→ **Short exercise A**: In the tax court opinion below, substitute "common stock" for "capital stock" and write out everything from "Under the above" down to "the $40,000 capital stock.".

→ **Document passage**:
— begin —

Home Guaranty Abstract Co. v. Commissioner

1947 U.S. Tax Ct. LEXIS 251 | Tax Ct. | 1947

Lead Opinion

OPINION.

Disney, Judge:

Under the above facts, it is the petitioner’s contention that its equity invested capital (for the purpose of determining the excess profits taxes herein involved) was on January 1, 1942, $44,776.89, representing $40,000 capital stock and $4,776.89 earnings and profits accumulated on that date; and that on January 1,1943, the figure was $46,785.50, representing accumulated earnings and profits of $6,785.50 and the $40,000 capital stock.

In the alternative, petitioner contends the equity invested capital for 1942 was not less than $32,876.89, and for 1943, $33,885.50, representing amounts invested prior to 1913 in permanent records, cabinets, furniture, and equipment, all in the amount of $28,100, to be added to the accumulated earnings and profits of $4,776.89 on January 1, 1942, and $6,785.50 on January 1, 1943. Petitioner also says that excess profits tax credit based on income is $993.18, and the parties stipulate that amount as proper, and the petitioner entitled thereto, if that amount exceeds excess profits credit as determined by the Commissioner. The petitioner, as to the delinquency penalty, contends that there was not neglect, and that it acted in good faith, with reasonable cause, hence should not pay a penalty.

We have found as a fact that the original capital of $15,000 was paid in. The respondent argues, in effect, that the evidence on the point is inconclusive and not positive, and the criticism is not altogether without foundation, but the evidence was positive in figures and was not contradicted, and we are convinced that, taken as a whole, it represents the factual situation, and that the $15,000 was paid in for stock. We therefore are of the opinion that the $15,000 original capital stock, together with the amounts of accumulated earnings and profits, should be reflected in the excess profits tax credits for the two years involved.

— end —

(Extracted data entries)
— begin —

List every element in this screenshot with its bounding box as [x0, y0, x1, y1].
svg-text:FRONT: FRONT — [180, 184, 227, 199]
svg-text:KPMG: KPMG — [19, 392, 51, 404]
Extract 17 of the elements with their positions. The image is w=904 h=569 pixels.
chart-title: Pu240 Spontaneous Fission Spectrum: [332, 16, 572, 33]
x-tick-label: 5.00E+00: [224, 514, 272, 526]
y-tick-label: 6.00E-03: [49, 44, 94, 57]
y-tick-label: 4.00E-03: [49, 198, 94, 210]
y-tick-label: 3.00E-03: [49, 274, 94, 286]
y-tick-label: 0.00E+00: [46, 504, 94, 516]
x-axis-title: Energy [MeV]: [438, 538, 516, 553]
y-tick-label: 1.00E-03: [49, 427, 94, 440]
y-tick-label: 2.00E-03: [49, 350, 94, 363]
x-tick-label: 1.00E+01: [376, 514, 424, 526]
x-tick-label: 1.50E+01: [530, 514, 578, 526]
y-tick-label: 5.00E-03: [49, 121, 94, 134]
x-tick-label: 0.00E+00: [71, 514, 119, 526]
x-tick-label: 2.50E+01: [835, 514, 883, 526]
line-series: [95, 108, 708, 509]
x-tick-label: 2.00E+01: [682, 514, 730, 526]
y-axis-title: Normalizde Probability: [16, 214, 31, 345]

— end —

→ **Short exercise B**: Express everything in the extracted data entries above, from the line containing "Extract 17 of" down to their final line, as a Markdown table with the columns No. and Entry, leaving out blank lines.

→ **Problem solution A**:
Under the above facts, it is the petitioner’s contention that its equity invested capital (for the purpose of determining the excess profits taxes herein involved) was on January 1, 1942, $44,776.89, representing $40,000 common stock and $4,776.89 earnings and profits accumulated on that date; and that on January 1,1943, the figure was $46,785.50, representing accumulated earnings and profits of $6,785.50 and the $40,000 common stock.

→ **Problem solution B**:
| No. | Entry |
|---|---|
| 1 | Extract 17 of the elements with their positions. The image is w=904 h=569 pixels. |
| 2 | chart-title: Pu240 Spontaneous Fission Spectrum: [332, 16, 572, 33] |
| 3 | x-tick-label: 5.00E+00: [224, 514, 272, 526] |
| 4 | y-tick-label: 6.00E-03: [49, 44, 94, 57] |
| 5 | y-tick-label: 4.00E-03: [49, 198, 94, 210] |
| 6 | y-tick-label: 3.00E-03: [49, 274, 94, 286] |
| 7 | y-tick-label: 0.00E+00: [46, 504, 94, 516] |
| 8 | x-axis-title: Energy [MeV]: [438, 538, 516, 553] |
| 9 | y-tick-label: 1.00E-03: [49, 427, 94, 440] |
| 10 | y-tick-label: 2.00E-03: [49, 350, 94, 363] |
| 11 | x-tick-label: 1.00E+01: [376, 514, 424, 526] |
| 12 | x-tick-label: 1.50E+01: [530, 514, 578, 526] |
| 13 | y-tick-label: 5.00E-03: [49, 121, 94, 134] |
| 14 | x-tick-label: 0.00E+00: [71, 514, 119, 526] |
| 15 | x-tick-label: 2.50E+01: [835, 514, 883, 526] |
| 16 | line-series: [95, 108, 708, 509] |
| 17 | x-tick-label: 2.00E+01: [682, 514, 730, 526] |
| 18 | y-axis-title: Normalizde Probability: [16, 214, 31, 345] |